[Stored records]
* * * * * * * * *

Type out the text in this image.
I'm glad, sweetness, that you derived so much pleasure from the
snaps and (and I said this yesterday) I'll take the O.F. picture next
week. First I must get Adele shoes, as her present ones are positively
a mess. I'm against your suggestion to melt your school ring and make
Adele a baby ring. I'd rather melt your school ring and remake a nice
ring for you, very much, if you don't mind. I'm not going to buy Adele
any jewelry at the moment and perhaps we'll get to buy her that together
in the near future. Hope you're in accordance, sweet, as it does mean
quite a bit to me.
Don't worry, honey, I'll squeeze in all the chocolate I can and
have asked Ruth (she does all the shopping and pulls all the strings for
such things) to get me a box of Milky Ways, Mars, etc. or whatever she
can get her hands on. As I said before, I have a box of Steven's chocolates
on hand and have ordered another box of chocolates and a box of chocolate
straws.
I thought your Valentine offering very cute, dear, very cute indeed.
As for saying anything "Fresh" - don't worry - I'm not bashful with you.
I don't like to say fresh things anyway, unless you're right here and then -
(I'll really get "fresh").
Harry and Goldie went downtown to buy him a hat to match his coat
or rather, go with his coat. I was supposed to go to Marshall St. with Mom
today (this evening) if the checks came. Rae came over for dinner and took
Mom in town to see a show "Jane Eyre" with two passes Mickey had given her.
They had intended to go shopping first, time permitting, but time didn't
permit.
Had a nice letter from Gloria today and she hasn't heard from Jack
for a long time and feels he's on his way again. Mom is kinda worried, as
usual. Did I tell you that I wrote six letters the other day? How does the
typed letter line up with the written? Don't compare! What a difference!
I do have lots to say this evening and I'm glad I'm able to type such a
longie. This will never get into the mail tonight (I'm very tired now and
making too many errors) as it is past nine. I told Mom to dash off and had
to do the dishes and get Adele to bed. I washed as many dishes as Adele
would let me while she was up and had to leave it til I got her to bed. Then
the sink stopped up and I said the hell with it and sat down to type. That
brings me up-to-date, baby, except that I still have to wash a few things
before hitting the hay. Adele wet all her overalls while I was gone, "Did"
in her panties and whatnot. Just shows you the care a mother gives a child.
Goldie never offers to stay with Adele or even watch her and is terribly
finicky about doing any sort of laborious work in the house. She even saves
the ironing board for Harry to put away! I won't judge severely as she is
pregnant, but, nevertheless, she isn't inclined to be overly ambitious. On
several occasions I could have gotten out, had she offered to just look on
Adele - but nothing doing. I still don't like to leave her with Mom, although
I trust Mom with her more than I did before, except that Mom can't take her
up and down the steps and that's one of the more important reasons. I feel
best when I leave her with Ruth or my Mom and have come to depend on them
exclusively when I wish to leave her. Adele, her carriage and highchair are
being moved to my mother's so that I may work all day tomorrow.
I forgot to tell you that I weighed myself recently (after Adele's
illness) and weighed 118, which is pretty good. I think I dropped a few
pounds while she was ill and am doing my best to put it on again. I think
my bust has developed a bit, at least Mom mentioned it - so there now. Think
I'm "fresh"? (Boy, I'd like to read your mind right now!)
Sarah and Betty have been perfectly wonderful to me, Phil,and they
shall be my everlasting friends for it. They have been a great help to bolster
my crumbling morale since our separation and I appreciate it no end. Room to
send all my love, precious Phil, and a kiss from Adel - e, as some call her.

* * * * * * * * *

WHAT YOU HAVE TO DO
Report how many lines of the entries hold the string "today". Provide the number alone.

RESPONSE TO THIS EXERCISE
2